Records from a collection of figures:
===

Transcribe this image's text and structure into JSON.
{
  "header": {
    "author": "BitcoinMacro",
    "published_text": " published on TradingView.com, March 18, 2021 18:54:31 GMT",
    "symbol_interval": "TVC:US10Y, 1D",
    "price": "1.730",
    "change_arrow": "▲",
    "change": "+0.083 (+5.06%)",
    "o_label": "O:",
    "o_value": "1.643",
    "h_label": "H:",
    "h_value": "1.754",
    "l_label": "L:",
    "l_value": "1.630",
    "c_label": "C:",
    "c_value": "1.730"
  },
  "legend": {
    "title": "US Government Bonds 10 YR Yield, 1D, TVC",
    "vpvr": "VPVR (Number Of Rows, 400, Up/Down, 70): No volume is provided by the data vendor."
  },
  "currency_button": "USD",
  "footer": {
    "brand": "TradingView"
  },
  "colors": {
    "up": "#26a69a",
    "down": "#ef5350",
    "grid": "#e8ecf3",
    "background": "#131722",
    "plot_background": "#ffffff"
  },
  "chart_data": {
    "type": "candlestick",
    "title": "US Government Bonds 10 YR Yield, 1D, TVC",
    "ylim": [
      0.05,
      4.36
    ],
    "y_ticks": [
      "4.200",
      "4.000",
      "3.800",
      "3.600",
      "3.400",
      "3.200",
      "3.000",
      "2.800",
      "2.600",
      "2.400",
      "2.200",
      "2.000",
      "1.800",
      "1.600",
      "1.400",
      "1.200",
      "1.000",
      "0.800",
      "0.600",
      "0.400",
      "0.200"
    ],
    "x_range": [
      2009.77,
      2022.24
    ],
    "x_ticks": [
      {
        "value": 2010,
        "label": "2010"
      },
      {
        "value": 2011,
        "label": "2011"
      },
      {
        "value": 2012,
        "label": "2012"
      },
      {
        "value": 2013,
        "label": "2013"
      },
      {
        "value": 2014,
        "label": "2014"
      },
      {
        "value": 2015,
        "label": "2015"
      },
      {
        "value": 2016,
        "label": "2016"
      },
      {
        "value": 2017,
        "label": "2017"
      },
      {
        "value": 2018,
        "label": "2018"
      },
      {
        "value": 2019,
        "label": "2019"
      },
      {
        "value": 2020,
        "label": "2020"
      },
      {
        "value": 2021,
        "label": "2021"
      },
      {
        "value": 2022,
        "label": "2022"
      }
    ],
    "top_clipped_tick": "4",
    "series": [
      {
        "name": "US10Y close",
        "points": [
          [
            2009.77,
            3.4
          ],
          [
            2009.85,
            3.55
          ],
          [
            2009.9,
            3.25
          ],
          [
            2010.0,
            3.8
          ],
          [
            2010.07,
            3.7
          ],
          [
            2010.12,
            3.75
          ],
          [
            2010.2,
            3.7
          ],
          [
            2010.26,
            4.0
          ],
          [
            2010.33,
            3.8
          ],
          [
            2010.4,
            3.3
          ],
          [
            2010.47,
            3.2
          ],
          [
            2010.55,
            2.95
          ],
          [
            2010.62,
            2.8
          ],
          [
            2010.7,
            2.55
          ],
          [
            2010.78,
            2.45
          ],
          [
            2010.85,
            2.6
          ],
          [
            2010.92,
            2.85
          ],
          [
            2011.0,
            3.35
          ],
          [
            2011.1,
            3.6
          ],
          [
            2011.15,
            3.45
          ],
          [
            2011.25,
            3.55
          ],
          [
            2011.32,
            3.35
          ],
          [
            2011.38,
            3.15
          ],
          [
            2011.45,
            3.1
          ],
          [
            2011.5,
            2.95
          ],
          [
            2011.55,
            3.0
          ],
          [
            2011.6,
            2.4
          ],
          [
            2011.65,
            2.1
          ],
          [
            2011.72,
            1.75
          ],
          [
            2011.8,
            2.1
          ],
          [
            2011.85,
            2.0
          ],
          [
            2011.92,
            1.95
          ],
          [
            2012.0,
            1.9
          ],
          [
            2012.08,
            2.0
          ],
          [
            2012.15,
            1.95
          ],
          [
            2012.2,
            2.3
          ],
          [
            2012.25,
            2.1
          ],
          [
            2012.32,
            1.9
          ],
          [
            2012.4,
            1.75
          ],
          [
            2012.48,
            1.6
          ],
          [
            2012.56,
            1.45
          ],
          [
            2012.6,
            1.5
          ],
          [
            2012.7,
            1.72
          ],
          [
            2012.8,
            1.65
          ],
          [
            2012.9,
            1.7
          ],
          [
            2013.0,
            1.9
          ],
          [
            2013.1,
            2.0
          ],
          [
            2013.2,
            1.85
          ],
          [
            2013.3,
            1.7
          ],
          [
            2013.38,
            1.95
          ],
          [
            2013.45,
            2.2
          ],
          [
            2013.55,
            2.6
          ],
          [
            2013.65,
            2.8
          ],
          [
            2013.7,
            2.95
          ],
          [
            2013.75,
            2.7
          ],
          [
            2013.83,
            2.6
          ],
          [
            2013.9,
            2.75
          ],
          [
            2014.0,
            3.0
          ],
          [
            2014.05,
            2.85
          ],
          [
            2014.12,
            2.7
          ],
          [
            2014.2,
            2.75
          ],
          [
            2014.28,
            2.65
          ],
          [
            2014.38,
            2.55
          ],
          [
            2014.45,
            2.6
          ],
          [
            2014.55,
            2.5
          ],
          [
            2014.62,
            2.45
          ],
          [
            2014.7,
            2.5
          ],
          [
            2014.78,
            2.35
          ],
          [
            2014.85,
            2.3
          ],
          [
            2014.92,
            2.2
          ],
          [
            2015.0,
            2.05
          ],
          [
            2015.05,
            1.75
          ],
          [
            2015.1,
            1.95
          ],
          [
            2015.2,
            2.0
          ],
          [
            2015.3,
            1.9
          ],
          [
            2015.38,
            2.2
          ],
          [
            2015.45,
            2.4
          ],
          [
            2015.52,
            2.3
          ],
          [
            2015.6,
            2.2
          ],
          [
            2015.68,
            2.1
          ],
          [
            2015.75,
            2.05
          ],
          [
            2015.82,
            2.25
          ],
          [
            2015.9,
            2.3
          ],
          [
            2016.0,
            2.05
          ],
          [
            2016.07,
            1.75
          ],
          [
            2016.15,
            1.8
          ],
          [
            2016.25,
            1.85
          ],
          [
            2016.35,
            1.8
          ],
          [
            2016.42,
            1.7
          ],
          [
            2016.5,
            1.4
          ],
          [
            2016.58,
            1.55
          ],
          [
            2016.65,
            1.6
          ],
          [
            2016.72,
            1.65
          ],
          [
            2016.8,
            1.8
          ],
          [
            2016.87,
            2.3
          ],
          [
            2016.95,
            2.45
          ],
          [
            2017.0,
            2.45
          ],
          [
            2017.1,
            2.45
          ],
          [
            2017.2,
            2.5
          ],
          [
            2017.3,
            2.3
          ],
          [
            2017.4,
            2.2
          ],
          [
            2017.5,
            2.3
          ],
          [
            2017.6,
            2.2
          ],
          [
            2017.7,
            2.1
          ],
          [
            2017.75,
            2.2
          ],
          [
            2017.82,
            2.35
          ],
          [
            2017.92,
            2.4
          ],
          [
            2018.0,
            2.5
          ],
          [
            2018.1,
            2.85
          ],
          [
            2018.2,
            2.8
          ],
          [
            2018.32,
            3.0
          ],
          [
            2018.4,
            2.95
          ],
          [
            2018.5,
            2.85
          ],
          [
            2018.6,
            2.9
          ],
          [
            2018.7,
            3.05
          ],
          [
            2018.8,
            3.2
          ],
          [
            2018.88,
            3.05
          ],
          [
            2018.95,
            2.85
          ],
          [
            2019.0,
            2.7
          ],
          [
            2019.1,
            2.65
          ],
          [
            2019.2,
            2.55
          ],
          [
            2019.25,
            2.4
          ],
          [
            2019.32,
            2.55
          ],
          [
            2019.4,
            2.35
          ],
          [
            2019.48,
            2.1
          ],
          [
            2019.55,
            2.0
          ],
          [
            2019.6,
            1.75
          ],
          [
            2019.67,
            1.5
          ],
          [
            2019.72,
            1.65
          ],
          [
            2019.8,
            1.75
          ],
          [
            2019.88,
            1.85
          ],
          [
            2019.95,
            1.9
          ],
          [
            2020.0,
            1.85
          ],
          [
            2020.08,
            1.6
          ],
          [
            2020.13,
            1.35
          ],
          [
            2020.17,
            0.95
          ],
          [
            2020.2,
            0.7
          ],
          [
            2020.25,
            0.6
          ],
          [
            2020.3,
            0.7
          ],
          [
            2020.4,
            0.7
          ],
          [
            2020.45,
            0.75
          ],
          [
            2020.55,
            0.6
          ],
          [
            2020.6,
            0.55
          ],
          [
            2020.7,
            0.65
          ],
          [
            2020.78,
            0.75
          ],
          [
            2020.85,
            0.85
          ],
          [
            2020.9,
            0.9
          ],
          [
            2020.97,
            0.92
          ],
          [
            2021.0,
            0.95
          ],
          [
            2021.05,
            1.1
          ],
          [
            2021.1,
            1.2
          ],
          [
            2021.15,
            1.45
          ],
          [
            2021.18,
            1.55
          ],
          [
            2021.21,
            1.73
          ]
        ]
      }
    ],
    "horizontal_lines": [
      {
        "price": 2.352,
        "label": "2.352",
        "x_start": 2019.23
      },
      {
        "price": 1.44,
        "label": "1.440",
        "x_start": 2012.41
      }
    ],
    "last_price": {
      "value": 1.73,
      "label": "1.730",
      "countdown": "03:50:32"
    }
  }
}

===

Which lines contain the word "TradingView"? Copy each one.

    "published_text": " published on TradingView.com, March 18, 2021 18:54:31 GMT",
    "brand": "TradingView"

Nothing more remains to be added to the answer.